- **Instructions for the task**
Write the count of lines that contain the word "гематоксилина" and nothing else.

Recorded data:
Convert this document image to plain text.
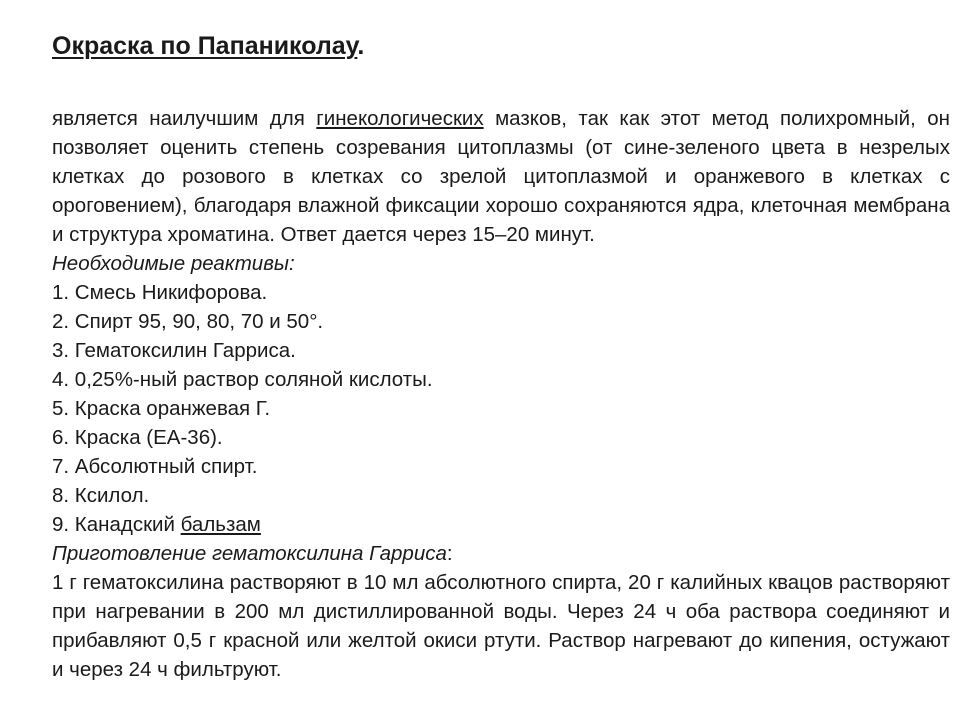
Окраска по Папаниколау.

является наилучшим для гинекологических мазков, так как этот метод полихромный, он позволяет оценить степень созревания цитоплазмы (от сине-зеленого цвета в незрелых клетках до розового в клетках со зрелой цитоплазмой и оранжевого в клетках с ороговением), благодаря влажной фиксации хорошо сохраняются ядра, клеточная мембрана и структура хроматина. Ответ дается через 15–20 минут.

Необходимые реактивы:

1. Смесь Никифорова.
2. Спирт 95, 90, 80, 70 и 50°.
3. Гематоксилин Гарриса.
4. 0,25%-ный раствор соляной кислоты.
5. Краска оранжевая Г.
6. Краска (EA-36).
7. Абсолютный спирт.
8. Ксилол.
9. Канадский бальзам

Приготовление гематоксилина Гарриса:

1 г гематоксилина растворяют в 10 мл абсолютного спирта, 20 г калийных квацов растворяют при нагревании в 200 мл дистиллированной воды. Через 24 ч оба раствора соединяют и прибавляют 0,5 г красной или желтой окиси ртути. Раствор нагревают до кипения, остужают и через 24 ч фильтруют.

- **Output of the exercise**
2